• **Task**: Report how many lines of these entries hold the string "screenshot"; reply with the number alone.
## Start
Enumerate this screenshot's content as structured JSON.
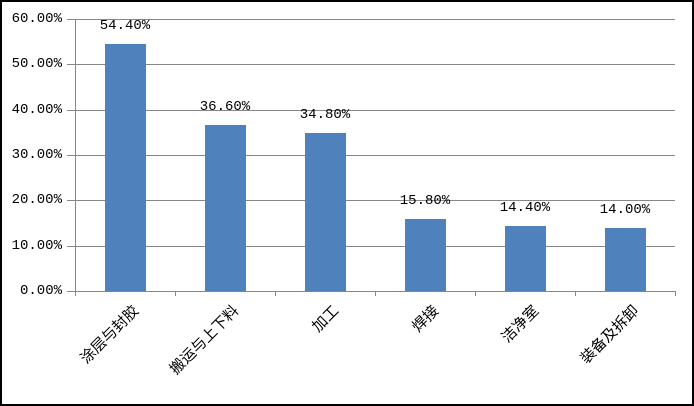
{
  "chart_data": {
    "type": "bar",
    "title": "",
    "xlabel": "",
    "ylabel": "",
    "categories": [
      "涂层与封胶",
      "搬运与上下料",
      "加工",
      "焊接",
      "洁净室",
      "装备及拆卸"
    ],
    "values": [
      54.4,
      36.6,
      34.8,
      15.8,
      14.4,
      14.0
    ],
    "value_labels": [
      "54.40%",
      "36.60%",
      "34.80%",
      "15.80%",
      "14.40%",
      "14.00%"
    ],
    "y_tick_labels": [
      "0.00%",
      "10.00%",
      "20.00%",
      "30.00%",
      "40.00%",
      "50.00%",
      "60.00%"
    ],
    "ylim": [
      0,
      60
    ],
    "y_step": 10,
    "grid": true,
    "legend": false,
    "colors": {
      "bar": "#4F81BD",
      "gridline": "#878787",
      "axis": "#878787",
      "text": "#000000",
      "frame_border": "#000000",
      "background": "#FFFFFF"
    }
  }
}
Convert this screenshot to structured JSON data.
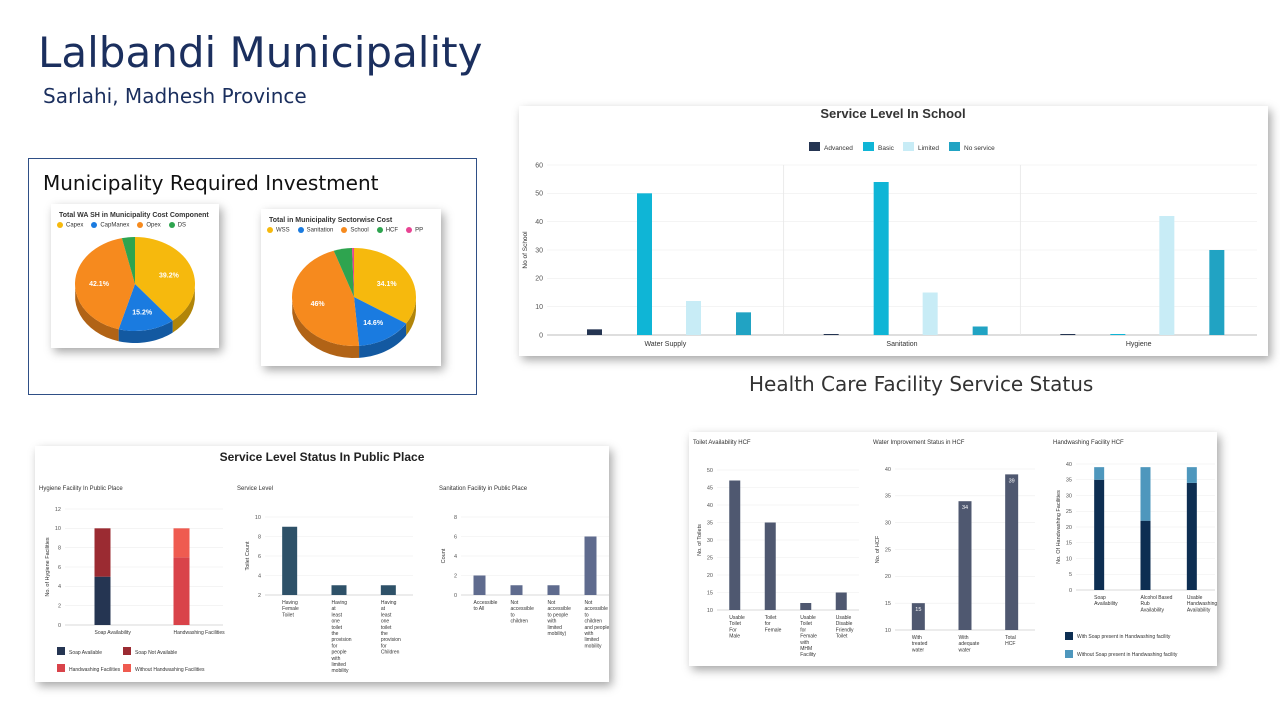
{
  "page": {
    "title": "Lalbandi Municipality",
    "subtitle": "Sarlahi, Madhesh Province",
    "investment_heading": "Municipality Required Investment",
    "hcf_heading": "Health Care Facility Service Status"
  },
  "chart_data": [
    {
      "id": "wash-cost",
      "type": "pie",
      "title": "Total WA SH in Municipality Cost Component",
      "categories": [
        "Capex",
        "CapManex",
        "Opex",
        "DS"
      ],
      "values": [
        39.2,
        15.2,
        42.1,
        3.5
      ],
      "data_labels": [
        "39.2%",
        "15.2%",
        "42.1%",
        ""
      ],
      "colors": [
        "#f6b90d",
        "#1a7be0",
        "#f68a1e",
        "#2ea44f"
      ]
    },
    {
      "id": "sector-cost",
      "type": "pie",
      "title": "Total in Municipality Sectorwise Cost",
      "categories": [
        "WSS",
        "Sanitation",
        "School",
        "HCF",
        "PP"
      ],
      "values": [
        34.1,
        14.6,
        46,
        4.8,
        0.5
      ],
      "data_labels": [
        "34.1%",
        "14.6%",
        "46%",
        "",
        ""
      ],
      "colors": [
        "#f6b90d",
        "#1a7be0",
        "#f68a1e",
        "#2ea44f",
        "#e84393"
      ]
    },
    {
      "id": "school",
      "type": "bar",
      "title": "Service Level In School",
      "categories": [
        "Water Supply",
        "Sanitation",
        "Hygiene"
      ],
      "series": [
        {
          "name": "Advanced",
          "values": [
            2,
            0,
            0
          ],
          "color": "#253552"
        },
        {
          "name": "Basic",
          "values": [
            50,
            54,
            0
          ],
          "color": "#0fb5d6"
        },
        {
          "name": "Limited",
          "values": [
            12,
            15,
            42
          ],
          "color": "#c8ecf6"
        },
        {
          "name": "No service",
          "values": [
            8,
            3,
            30
          ],
          "color": "#21a3c3"
        }
      ],
      "ylabel": "No of School",
      "ylim": [
        0,
        60
      ],
      "yticks": [
        "0",
        "10",
        "20",
        "30",
        "40",
        "50",
        "60"
      ]
    },
    {
      "id": "public-hygiene",
      "type": "bar",
      "title": "Hygiene Facility In Public Place",
      "categories": [
        "Soap Availability",
        "Handwashing Facilities"
      ],
      "series": [
        {
          "name": "Soap Available",
          "values": [
            5,
            0
          ],
          "color": "#253552"
        },
        {
          "name": "Soap Not Available",
          "values": [
            5,
            0
          ],
          "color": "#9b2b32"
        },
        {
          "name": "Handwashing Facilities",
          "values": [
            0,
            7
          ],
          "color": "#d9434a"
        },
        {
          "name": "Without Handwashing Facilities",
          "values": [
            0,
            3
          ],
          "color": "#ef5b50"
        }
      ],
      "ylabel": "No. of Hygiene Facilities",
      "ylim": [
        0,
        12
      ],
      "yticks": [
        "0",
        "2",
        "4",
        "6",
        "8",
        "10",
        "12"
      ]
    },
    {
      "id": "public-service",
      "type": "bar",
      "title": "Service Level",
      "categories": [
        "Having Female Toilet",
        "Having at least one toilet the provision for people with limited mobility",
        "Having at least one toilet the provision for Children"
      ],
      "values": [
        9,
        3,
        3
      ],
      "color": "#2e5168",
      "ylabel": "Toilet Count",
      "ylim": [
        2,
        10
      ],
      "yticks": [
        "2",
        "4",
        "6",
        "8",
        "10"
      ]
    },
    {
      "id": "public-sanitation",
      "type": "bar",
      "title": "Sanitation Facility in Public Place",
      "categories": [
        "Accessible to All",
        "Not accessible to children",
        "Not accessible to people with limited mobility)",
        "Not accessible to children and people with limited mobility"
      ],
      "values": [
        2,
        1,
        1,
        6
      ],
      "color": "#5f6b8e",
      "ylabel": "Count",
      "ylim": [
        0,
        8
      ],
      "yticks": [
        "0",
        "2",
        "4",
        "6",
        "8"
      ]
    },
    {
      "id": "hcf-toilet",
      "type": "bar",
      "title": "Toilet Availability HCF",
      "categories": [
        "Usable Toilet For Male",
        "Toilet for Female",
        "Usable Toilet for Female with MHM Facility",
        "Usable Disable Friendly Toilet"
      ],
      "values": [
        47,
        35,
        12,
        15
      ],
      "color": "#4f5870",
      "ylabel": "No. of Toilets",
      "ylim": [
        10,
        50
      ],
      "yticks": [
        "10",
        "15",
        "20",
        "25",
        "30",
        "35",
        "40",
        "45",
        "50"
      ]
    },
    {
      "id": "hcf-water",
      "type": "bar",
      "title": "Water Improvement Status in HCF",
      "categories": [
        "With treated water",
        "With adequate water",
        "Total HCF"
      ],
      "values": [
        15,
        34,
        39
      ],
      "data_labels": [
        "15",
        "34",
        "39"
      ],
      "color": "#4f5870",
      "ylabel": "No. of HCF",
      "ylim": [
        10,
        40
      ],
      "yticks": [
        "10",
        "15",
        "20",
        "25",
        "30",
        "35",
        "40"
      ]
    },
    {
      "id": "hcf-handwash",
      "type": "bar",
      "title": "Handwashing Facility HCF",
      "categories": [
        "Soap Availability",
        "Alcohol Based Rub Availability",
        "Usable Handwashing Availability"
      ],
      "series": [
        {
          "name": "With Soap present in Handwashing facility",
          "values": [
            35,
            22,
            34
          ],
          "color": "#0d2e52"
        },
        {
          "name": "Without Soap present in Handwashing facility",
          "values": [
            4,
            17,
            5
          ],
          "color": "#4e97bd"
        }
      ],
      "ylabel": "No. Of Handwashing Facilities",
      "ylim": [
        0,
        40
      ],
      "yticks": [
        "0",
        "5",
        "10",
        "15",
        "20",
        "25",
        "30",
        "35",
        "40"
      ]
    }
  ],
  "public_place": {
    "heading": "Service Level Status In Public Place"
  }
}
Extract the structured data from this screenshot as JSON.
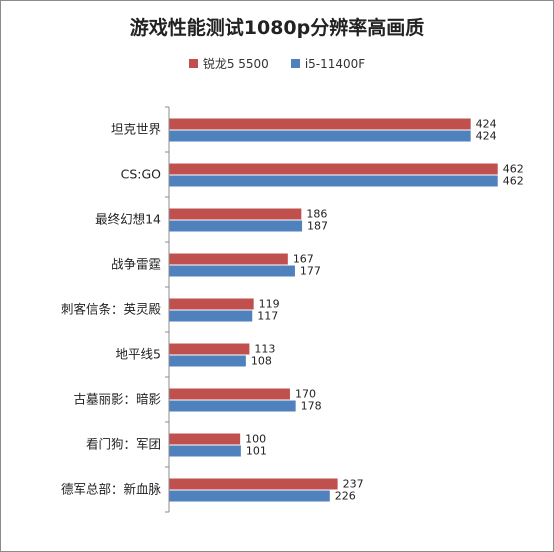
## End
• **Output for this task**: 3